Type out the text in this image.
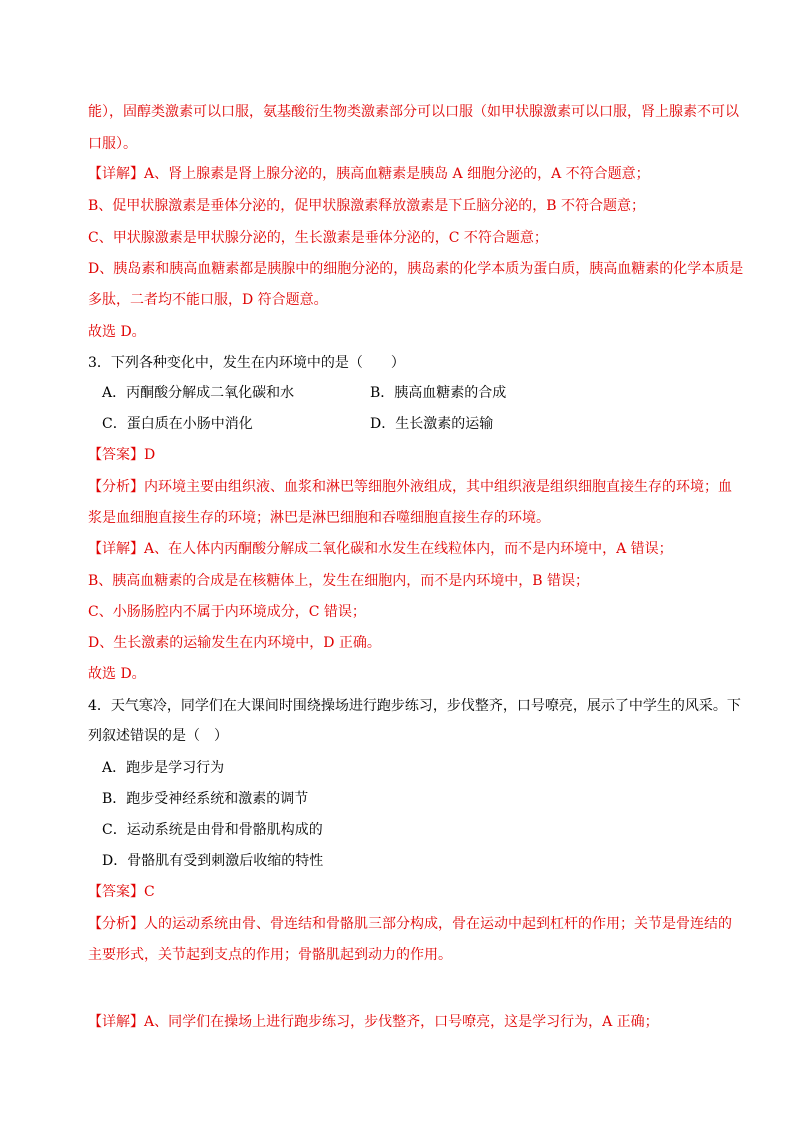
能），固醇类激素可以口服，氨基酸衍生物类激素部分可以口服（如甲状腺激素可以口服，肾上腺素不可以
口服）。
【详解】A、肾上腺素是肾上腺分泌的，胰高血糖素是胰岛 A 细胞分泌的，A 不符合题意；
B、促甲状腺激素是垂体分泌的，促甲状腺激素释放激素是下丘脑分泌的，B 不符合题意；
C、甲状腺激素是甲状腺分泌的，生长激素是垂体分泌的，C 不符合题意；
D、胰岛素和胰高血糖素都是胰腺中的细胞分泌的，胰岛素的化学本质为蛋白质，胰高血糖素的化学本质是
多肽，二者均不能口服，D 符合题意。
故选 D。
3．下列各种变化中，发生在内环境中的是（　　）
A．丙酮酸分解成二氧化碳和水	B．胰高血糖素的合成
C．蛋白质在小肠中消化	D．生长激素的运输
【答案】D
【分析】内环境主要由组织液、血浆和淋巴等细胞外液组成，其中组织液是组织细胞直接生存的环境；血
浆是血细胞直接生存的环境；淋巴是淋巴细胞和吞噬细胞直接生存的环境。
【详解】A、在人体内丙酮酸分解成二氧化碳和水发生在线粒体内，而不是内环境中，A 错误；
B、胰高血糖素的合成是在核糖体上，发生在细胞内，而不是内环境中，B 错误；
C、小肠肠腔内不属于内环境成分，C 错误；
D、生长激素的运输发生在内环境中，D 正确。
故选 D。
4．天气寒冷，同学们在大课间时围绕操场进行跑步练习，步伐整齐，口号嘹亮，展示了中学生的风采。下
列叙述错误的是（　）
A．跑步是学习行为
B．跑步受神经系统和激素的调节
C．运动系统是由骨和骨骼肌构成的
D．骨骼肌有受到刺激后收缩的特性
【答案】C
【分析】人的运动系统由骨、骨连结和骨骼肌三部分构成，骨在运动中起到杠杆的作用；关节是骨连结的
主要形式，关节起到支点的作用；骨骼肌起到动力的作用。
【详解】A、同学们在操场上进行跑步练习，步伐整齐，口号嘹亮，这是学习行为，A 正确；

-------------------------

◆ SHORT PROBLEM:
Retype everything in the material word for word, minus pictures.

◆ FULL OUTPUT:
Type out the text in this image.
能），固醇类激素可以口服，氨基酸衍生物类激素部分可以口服（如甲状腺激素可以口服，肾上腺素不可以
口服）。
【详解】A、肾上腺素是肾上腺分泌的，胰高血糖素是胰岛 A 细胞分泌的，A 不符合题意；
B、促甲状腺激素是垂体分泌的，促甲状腺激素释放激素是下丘脑分泌的，B 不符合题意；
C、甲状腺激素是甲状腺分泌的，生长激素是垂体分泌的，C 不符合题意；
D、胰岛素和胰高血糖素都是胰腺中的细胞分泌的，胰岛素的化学本质为蛋白质，胰高血糖素的化学本质是
多肽，二者均不能口服，D 符合题意。
故选 D。
3．下列各种变化中，发生在内环境中的是（　　）
A．丙酮酸分解成二氧化碳和水	B．胰高血糖素的合成
C．蛋白质在小肠中消化	D．生长激素的运输
【答案】D
【分析】内环境主要由组织液、血浆和淋巴等细胞外液组成，其中组织液是组织细胞直接生存的环境；血
浆是血细胞直接生存的环境；淋巴是淋巴细胞和吞噬细胞直接生存的环境。
【详解】A、在人体内丙酮酸分解成二氧化碳和水发生在线粒体内，而不是内环境中，A 错误；
B、胰高血糖素的合成是在核糖体上，发生在细胞内，而不是内环境中，B 错误；
C、小肠肠腔内不属于内环境成分，C 错误；
D、生长激素的运输发生在内环境中，D 正确。
故选 D。
4．天气寒冷，同学们在大课间时围绕操场进行跑步练习，步伐整齐，口号嘹亮，展示了中学生的风采。下
列叙述错误的是（　）
A．跑步是学习行为
B．跑步受神经系统和激素的调节
C．运动系统是由骨和骨骼肌构成的
D．骨骼肌有受到刺激后收缩的特性
【答案】C
【分析】人的运动系统由骨、骨连结和骨骼肌三部分构成，骨在运动中起到杠杆的作用；关节是骨连结的
主要形式，关节起到支点的作用；骨骼肌起到动力的作用。
【详解】A、同学们在操场上进行跑步练习，步伐整齐，口号嘹亮，这是学习行为，A 正确；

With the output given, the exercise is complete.